* begin DATA SUPPLIED *

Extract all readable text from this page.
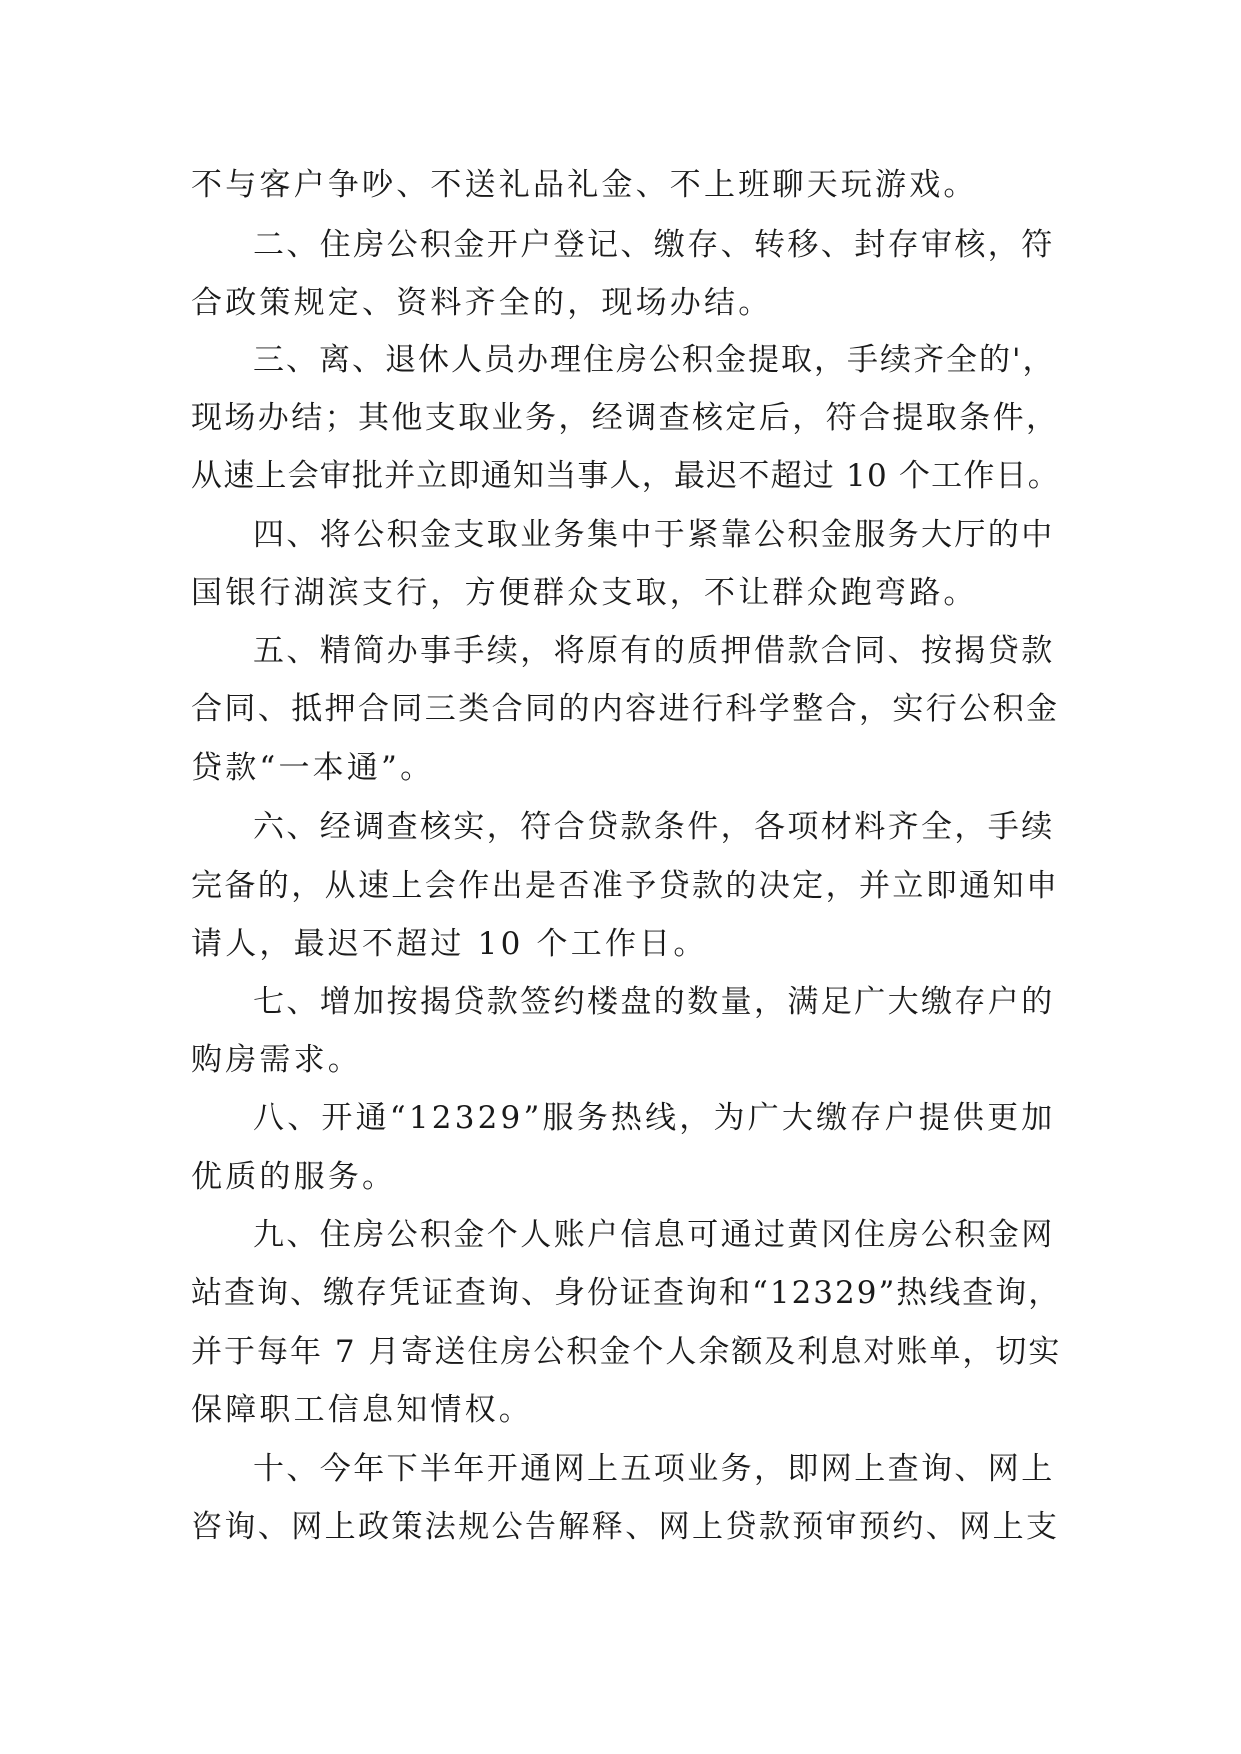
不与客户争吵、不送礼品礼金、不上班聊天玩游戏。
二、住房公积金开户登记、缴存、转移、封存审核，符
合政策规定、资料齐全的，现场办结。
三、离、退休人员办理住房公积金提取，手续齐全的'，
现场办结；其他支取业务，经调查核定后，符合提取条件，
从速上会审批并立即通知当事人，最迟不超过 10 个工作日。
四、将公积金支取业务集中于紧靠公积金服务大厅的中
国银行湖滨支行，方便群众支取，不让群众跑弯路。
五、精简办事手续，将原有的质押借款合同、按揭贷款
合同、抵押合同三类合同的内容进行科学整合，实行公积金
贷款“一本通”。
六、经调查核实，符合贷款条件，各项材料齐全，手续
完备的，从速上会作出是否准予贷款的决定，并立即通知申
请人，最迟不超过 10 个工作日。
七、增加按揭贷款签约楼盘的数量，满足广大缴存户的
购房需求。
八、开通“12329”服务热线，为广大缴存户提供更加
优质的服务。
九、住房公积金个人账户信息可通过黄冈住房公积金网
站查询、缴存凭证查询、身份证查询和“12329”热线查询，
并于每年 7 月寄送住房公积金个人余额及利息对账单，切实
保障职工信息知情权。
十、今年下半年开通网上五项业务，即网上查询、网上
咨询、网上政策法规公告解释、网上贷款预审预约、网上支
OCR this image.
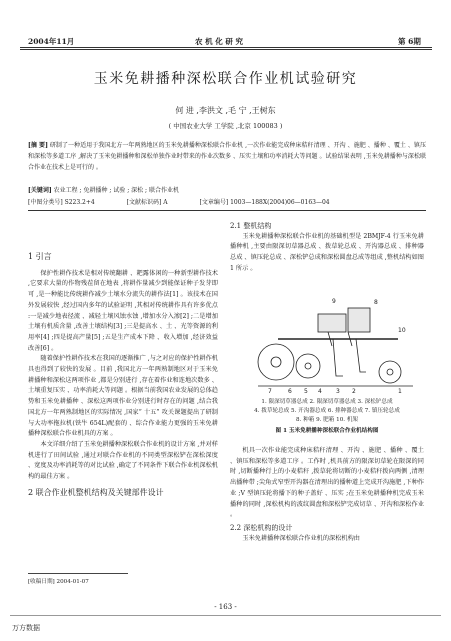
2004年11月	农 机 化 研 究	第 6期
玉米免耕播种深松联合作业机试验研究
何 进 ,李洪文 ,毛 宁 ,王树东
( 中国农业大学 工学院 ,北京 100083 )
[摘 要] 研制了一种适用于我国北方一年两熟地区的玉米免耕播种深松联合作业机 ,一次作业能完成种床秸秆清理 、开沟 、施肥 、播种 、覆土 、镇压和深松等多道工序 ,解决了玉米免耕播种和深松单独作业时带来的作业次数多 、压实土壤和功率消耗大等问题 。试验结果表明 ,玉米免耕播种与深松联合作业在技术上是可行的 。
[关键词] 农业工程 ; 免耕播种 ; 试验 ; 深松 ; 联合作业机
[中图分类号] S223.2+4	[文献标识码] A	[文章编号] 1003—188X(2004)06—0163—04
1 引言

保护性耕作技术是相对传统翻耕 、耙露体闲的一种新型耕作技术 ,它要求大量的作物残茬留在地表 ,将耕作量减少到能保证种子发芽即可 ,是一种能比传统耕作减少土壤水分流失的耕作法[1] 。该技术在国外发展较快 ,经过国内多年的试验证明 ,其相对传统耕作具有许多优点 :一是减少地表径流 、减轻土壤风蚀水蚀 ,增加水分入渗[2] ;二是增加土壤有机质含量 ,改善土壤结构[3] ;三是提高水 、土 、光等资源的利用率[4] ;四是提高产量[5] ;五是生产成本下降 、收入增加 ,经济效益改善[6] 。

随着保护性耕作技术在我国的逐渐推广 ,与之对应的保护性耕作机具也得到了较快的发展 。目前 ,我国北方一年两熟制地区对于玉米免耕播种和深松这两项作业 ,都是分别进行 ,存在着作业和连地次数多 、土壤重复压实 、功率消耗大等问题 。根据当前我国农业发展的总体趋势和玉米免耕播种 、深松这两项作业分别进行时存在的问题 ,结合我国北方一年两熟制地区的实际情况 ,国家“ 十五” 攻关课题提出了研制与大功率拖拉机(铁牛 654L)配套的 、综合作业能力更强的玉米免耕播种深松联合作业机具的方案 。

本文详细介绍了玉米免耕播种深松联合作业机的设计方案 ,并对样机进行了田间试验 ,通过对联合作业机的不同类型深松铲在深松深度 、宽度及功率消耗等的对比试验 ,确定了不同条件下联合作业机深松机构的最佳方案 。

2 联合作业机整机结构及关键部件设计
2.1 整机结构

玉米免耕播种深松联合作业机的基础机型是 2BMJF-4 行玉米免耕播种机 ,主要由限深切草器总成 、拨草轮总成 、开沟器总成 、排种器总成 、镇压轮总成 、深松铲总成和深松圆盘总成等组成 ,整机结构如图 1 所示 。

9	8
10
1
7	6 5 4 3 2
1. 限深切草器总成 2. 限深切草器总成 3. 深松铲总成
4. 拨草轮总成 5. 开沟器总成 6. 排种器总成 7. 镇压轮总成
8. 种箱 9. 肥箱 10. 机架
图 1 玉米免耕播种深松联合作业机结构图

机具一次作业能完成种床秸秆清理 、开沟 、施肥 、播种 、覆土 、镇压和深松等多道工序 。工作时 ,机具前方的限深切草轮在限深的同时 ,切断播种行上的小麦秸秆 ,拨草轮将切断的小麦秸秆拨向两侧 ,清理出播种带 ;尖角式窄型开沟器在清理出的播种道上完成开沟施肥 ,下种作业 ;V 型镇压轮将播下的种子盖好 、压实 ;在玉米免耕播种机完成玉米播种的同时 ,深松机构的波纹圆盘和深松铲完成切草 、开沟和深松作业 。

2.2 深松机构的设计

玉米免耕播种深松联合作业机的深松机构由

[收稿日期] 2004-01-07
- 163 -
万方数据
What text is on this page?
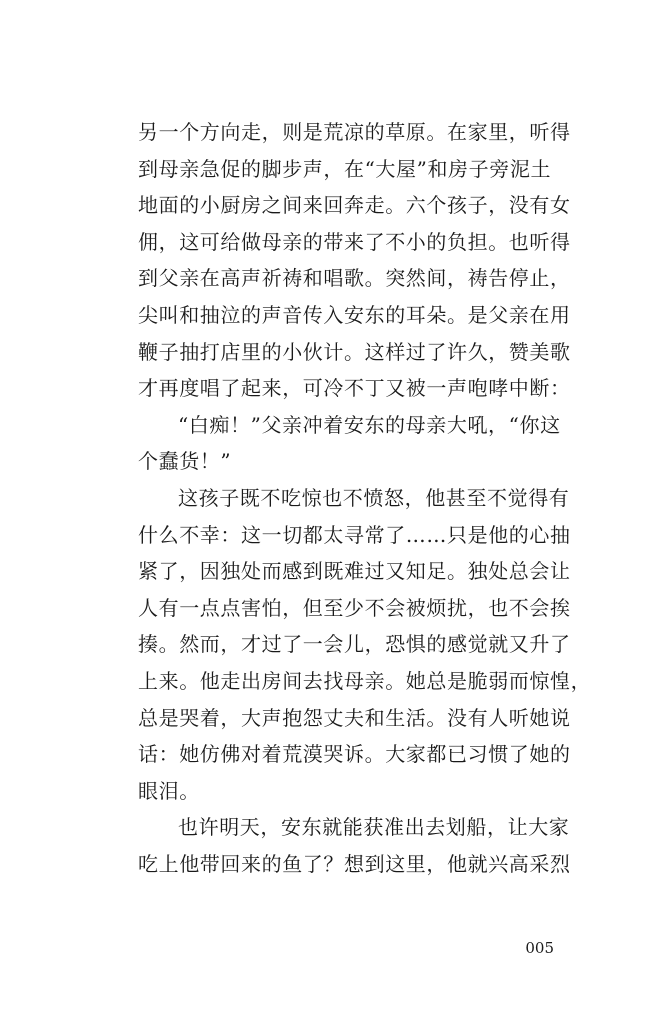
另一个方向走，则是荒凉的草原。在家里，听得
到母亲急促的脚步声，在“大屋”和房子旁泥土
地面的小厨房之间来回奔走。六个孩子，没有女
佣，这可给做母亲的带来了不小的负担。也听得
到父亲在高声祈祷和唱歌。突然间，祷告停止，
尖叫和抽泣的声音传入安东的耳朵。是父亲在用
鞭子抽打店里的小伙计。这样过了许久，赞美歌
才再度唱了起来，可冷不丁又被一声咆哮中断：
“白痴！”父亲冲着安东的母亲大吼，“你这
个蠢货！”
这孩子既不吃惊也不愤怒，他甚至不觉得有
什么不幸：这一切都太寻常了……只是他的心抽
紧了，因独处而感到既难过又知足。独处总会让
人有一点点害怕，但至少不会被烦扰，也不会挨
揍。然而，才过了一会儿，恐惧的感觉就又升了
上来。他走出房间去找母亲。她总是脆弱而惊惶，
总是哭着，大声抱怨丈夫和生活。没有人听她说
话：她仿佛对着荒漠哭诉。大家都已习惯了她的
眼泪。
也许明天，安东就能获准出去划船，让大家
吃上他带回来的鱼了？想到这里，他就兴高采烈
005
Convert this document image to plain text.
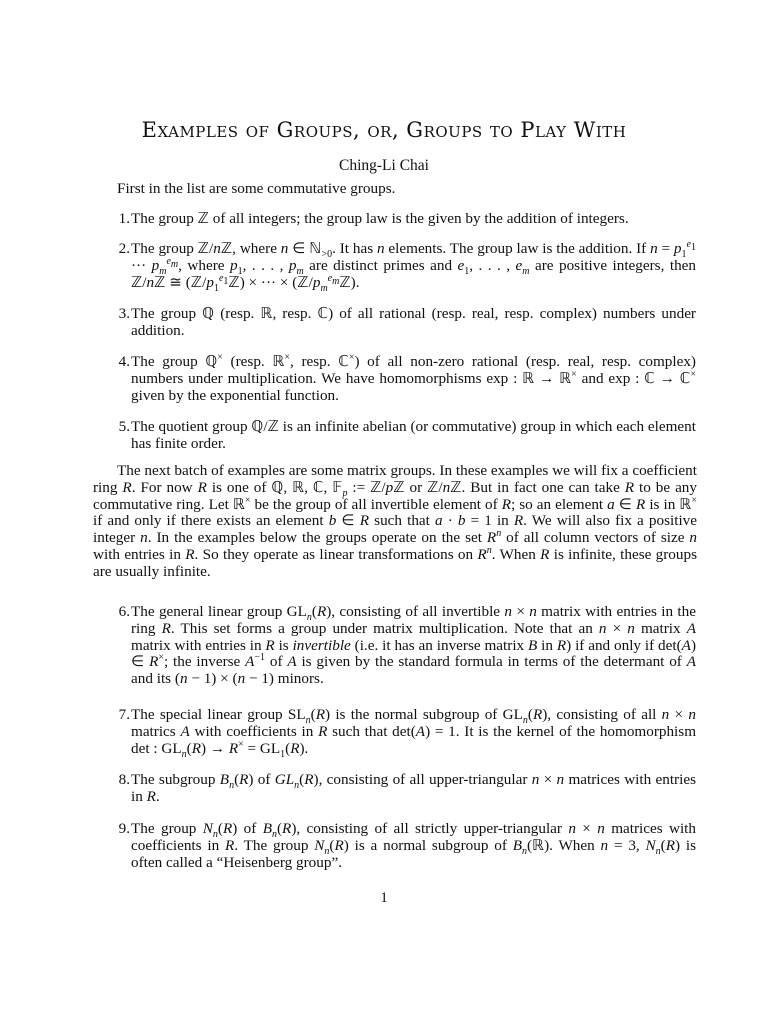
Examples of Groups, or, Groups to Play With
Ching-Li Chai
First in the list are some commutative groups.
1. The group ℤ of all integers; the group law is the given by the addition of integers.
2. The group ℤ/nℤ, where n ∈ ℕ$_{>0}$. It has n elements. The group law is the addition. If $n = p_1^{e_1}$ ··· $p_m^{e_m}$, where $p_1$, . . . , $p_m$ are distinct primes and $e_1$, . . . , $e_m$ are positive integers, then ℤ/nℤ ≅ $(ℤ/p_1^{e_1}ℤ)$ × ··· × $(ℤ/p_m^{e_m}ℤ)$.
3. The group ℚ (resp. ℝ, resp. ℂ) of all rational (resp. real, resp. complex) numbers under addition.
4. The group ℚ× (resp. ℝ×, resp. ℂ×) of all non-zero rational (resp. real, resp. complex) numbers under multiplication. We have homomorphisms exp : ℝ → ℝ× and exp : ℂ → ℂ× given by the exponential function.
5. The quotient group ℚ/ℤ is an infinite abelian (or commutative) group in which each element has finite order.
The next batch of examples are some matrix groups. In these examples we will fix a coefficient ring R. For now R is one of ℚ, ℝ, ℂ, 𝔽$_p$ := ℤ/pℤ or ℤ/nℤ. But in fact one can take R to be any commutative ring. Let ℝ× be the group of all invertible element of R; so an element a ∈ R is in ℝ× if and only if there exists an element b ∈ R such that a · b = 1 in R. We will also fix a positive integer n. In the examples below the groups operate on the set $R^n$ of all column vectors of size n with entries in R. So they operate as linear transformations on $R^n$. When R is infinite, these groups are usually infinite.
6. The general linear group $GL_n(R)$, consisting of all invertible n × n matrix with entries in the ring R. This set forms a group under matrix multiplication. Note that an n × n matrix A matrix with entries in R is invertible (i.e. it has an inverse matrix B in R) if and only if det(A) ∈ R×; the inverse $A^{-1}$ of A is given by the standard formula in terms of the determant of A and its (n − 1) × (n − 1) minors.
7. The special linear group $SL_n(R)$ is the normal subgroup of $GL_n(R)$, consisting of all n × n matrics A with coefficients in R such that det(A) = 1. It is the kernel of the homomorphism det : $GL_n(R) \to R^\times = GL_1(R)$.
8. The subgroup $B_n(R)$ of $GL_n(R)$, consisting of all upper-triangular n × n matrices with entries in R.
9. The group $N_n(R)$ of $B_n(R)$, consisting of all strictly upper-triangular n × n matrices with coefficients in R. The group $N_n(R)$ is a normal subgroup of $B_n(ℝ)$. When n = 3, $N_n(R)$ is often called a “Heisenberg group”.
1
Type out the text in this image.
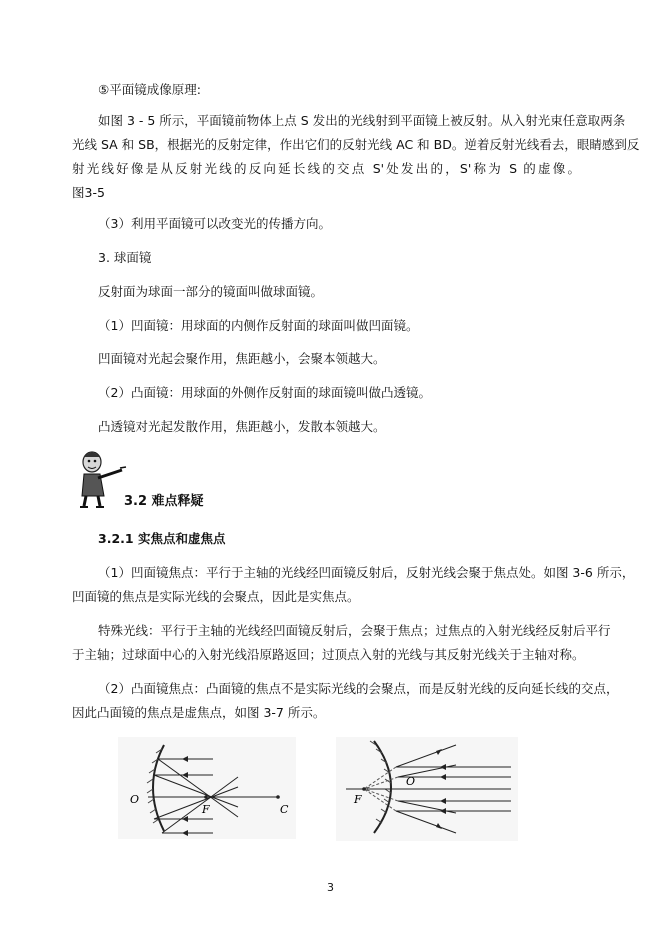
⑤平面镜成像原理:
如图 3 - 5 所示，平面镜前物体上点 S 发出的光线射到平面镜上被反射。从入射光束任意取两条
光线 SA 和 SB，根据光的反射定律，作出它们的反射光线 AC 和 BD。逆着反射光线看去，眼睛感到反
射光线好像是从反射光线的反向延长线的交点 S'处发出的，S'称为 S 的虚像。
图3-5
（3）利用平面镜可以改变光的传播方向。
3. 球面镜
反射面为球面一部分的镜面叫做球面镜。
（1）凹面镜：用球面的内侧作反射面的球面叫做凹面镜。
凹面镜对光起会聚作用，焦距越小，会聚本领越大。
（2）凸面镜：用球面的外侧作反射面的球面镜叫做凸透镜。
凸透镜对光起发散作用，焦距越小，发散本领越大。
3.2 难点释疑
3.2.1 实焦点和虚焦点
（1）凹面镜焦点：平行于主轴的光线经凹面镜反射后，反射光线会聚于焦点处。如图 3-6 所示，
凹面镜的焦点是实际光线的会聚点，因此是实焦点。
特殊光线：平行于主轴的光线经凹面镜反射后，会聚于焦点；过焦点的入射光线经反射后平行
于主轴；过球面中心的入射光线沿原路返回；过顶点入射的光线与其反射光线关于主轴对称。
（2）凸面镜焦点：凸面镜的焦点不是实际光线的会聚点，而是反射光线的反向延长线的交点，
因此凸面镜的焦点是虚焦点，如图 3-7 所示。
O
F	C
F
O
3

* end DATA SUPPLIED *

[GIVEN EXERCISE]: Your task is to pick out every line with the string "integers" and copy it.

[FINISHED EXERCISE]:
1. The group ℤ of all integers; the group law is the given by the addition of integers.
2. The group ℤ/nℤ, where n ∈ ℕ$_{>0}$. It has n elements. The group law is the addition. If $n = p_1^{e_1}$ ··· $p_m^{e_m}$, where $p_1$, . . . , $p_m$ are distinct primes and $e_1$, . . . , $e_m$ are positive integers, then ℤ/nℤ ≅ $(ℤ/p_1^{e_1}ℤ)$ × ··· × $(ℤ/p_m^{e_m}ℤ)$.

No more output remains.